### Parts of the exercise
**A.** In the interview excerpt on the shutdown and veterans, what did the speaker's father do for a living?
**B.** Quote the interview excerpt on the shutdown and veterans from "Well, it’s probably" to "I still do.".
**C.** Write what comes next in the interview excerpt on the shutdown and veterans, picking up after its final sentence.

### Source extract
* * *

Out of everything to do with the shutdown, closing the memorials and trying to keep veterans out seems to have resonated with people the most. Why do you think?
I think there’s one group you don’t pick on, and that’s the troops, and that’s the veterans. And you don’t use them as a political prop. And, you know, it seems obvious to me that there’s a clear strategy by the White House to create optics that unnecessarily pain the average American, that give shutdown horror photo ops for the media. I’m sure there are many “park closed” signs laying around, but someone had to make up the “park closed due to SHUTDOWN” in bold font with caps.
Why do you do that unless it’s a political game? And I think you can probably get away with that, because the media will kind of enable you and join you, but I don’t think you pick on the veterans, especially the World War II veterans -- 80-year-old men in wheelchairs who are going to roll right through your barricades. ... Them going through and kind of breaking through the barricades was everybody’s -- (laughs) -- or at least half the country’s -- response. And it’s really sad, and it’s really petty, and it’s unnecessary, which makes me angry and I think which makes a lot of people angry.
You’ve come a long way from performing at the Concert for New York City after 9/11 to campaigning with Mitt Romney and Paul Ryan last year. Is this an evolution in your views, or is that you’re comfortable enough in your career that you don't need to hold back anymore?
Well, it’s probably stupid and crazy. It’s certainly career suicide to a certain degree. But you know, the reality is I think most of us tend to start our political beliefs with our parents, and my dad was a businessman and I grew up in a household where we were kind of center-right – by no means am I an ideologue -- and I tend to lean more fiscally conservative. Playing the Concert for New York, obviously I got to meet many politicians, and I had friends and acquaintances on both the left and the right, and I still do.
But I do think, you know, you get to a certain point where you can bitch and moan all you want but if you’re not doing anything, what are we really talking about? So I did take the step to go out with Mitt, and I thought that he would be a good president, I thought he was a good guy, kind of a centrist guy, a rational guy, a pragmatic guy, a guy who I believed could address the fiscal issues of the country. And, you know, would I do that 10 years ago when I was trying to grow my career? Probably not, but at this place in my life I think it’s important to stand up for what you believe in, and if there are some arrows that come your way, so be it.

* * *

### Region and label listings
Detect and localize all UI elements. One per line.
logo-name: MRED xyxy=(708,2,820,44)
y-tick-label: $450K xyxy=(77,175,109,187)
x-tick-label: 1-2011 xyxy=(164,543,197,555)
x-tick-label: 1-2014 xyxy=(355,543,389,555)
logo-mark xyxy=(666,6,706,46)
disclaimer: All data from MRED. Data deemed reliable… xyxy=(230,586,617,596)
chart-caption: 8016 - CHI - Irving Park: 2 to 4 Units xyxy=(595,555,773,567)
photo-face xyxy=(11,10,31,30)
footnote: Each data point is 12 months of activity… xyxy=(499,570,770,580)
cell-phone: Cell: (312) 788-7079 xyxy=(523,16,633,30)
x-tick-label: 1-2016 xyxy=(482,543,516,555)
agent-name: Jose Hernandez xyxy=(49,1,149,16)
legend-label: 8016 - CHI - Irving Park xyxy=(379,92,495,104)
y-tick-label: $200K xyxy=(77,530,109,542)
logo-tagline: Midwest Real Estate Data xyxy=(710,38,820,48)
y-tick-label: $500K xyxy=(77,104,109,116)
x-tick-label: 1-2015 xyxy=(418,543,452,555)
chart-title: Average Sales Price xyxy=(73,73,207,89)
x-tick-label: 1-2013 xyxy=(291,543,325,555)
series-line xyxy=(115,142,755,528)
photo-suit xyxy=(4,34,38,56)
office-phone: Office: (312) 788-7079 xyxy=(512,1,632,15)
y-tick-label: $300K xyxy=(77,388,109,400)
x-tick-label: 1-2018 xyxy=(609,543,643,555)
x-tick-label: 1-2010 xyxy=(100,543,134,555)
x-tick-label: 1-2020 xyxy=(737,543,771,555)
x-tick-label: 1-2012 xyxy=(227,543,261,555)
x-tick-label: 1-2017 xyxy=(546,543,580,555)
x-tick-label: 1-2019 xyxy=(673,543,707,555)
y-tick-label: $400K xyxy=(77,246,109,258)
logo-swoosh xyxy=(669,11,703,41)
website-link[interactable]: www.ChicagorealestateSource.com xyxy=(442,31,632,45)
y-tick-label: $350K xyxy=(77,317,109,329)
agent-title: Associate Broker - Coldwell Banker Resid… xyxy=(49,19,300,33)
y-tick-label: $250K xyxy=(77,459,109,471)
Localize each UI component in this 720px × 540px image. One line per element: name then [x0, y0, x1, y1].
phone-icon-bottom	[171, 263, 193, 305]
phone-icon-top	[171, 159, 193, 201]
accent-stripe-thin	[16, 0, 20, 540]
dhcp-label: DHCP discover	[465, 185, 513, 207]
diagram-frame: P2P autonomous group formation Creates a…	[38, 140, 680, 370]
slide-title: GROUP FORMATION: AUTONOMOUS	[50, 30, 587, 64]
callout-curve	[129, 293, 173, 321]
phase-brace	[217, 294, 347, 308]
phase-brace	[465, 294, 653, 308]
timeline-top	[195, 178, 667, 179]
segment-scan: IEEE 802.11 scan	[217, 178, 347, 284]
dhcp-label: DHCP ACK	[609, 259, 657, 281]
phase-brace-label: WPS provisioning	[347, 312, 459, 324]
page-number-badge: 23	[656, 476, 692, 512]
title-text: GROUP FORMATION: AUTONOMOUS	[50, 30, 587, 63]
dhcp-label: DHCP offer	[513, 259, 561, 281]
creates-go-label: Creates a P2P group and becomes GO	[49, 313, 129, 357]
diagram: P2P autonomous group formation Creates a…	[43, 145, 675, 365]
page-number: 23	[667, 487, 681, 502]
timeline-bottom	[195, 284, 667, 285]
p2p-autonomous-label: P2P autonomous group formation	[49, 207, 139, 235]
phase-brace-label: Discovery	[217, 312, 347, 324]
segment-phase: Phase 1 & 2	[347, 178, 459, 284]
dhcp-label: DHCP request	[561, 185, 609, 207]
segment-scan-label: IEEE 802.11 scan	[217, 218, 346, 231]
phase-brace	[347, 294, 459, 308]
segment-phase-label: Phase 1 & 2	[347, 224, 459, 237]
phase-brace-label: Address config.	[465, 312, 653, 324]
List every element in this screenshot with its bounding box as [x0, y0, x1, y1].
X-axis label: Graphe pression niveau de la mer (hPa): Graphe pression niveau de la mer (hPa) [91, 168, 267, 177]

* * *

### Response list
**A.** He was a businessman.

**B.**
Well, it’s probably stupid and crazy. It’s certainly career suicide to a certain degree. But you know, the reality is I think most of us tend to start our political beliefs with our parents, and my dad was a businessman and I grew up in a household where we were kind of center-right – by no means am I an ideologue -- and I tend to lean more fiscally conservative. Playing the Concert for New York, obviously I got to meet many politicians, and I had friends and acquaintances on both the left and the right, and I still do.

**C.**
[sharequote align="right"]"It’s certainly career suicide to a certain degree." — Five for Fighting on campaigning for Romney[/sharequote]
(It was) also as an example to other folks. I mean, look -- the reality is in the music business it’s kind of me and Kid Rock. And I had the funny experience when I was out with Mitt in Ohio, I remember after an event ... I was in the basement of a Red Roof Inn doing my laundry, and there was a little TV down there and I saw the president with Jay Z and Bruce Springsteen and Bon Jovi. And I took solace in the fact that well, in a couple hours, you know, Jay Z and Springsteen will be in the basement of a Red Roof Inn doing their laundry. I got a taste of the political experience and the campaign. And I’m glad I did it. I wish he would’ve won, but he didn’t and, you know, scoreboard.
Were you ever liberal?
No, I never was. I’m not one of those people, I’m not the Andrew Breitbarts of the world who started at one side and saw the light. But again, I would also have to say that I’m no ideologue – I hammer the Republicans as much as I hammer the Democrats when I believe it. I think they made a calculated error with the shutdown over Obamacare, I think it’s really foolish. I think they should’ve just said, “We don’t like it, we’ll repeal it if we get control of the White House, until then everybody has to live under it, no delays, no postponements,” but they didn’t do that.
And I’ve been very frustrated with the outreach from the RNC, I’ve said this before. I mean, I could tell you horror stories about how they try to use the few of us – and you know, there are a few of us in Hollywood, some actors, some musicians, who would support the cause – but our side, or the RNC, has no clue about the culture war. It’s frankly embarrassing, and there’s a reason a lot of us don’t put ourselves out there because we end up getting burned.
Would you say you’ve become more conservative during the Obama years?
I don’t think so … I didn’t vote for him, but when the president got elected, you know, I thought it was great to have an African American president, I was hopeful that he could bring the country together and decrease the divide. Unfortunately, it’s kind of gone the other way. For me, I think my beliefs are the same – I’m fairly socially moderate, I really don’t care about those social issues that much. I’m more about fiscal conservatism and foreign policy and I’ve always been that way.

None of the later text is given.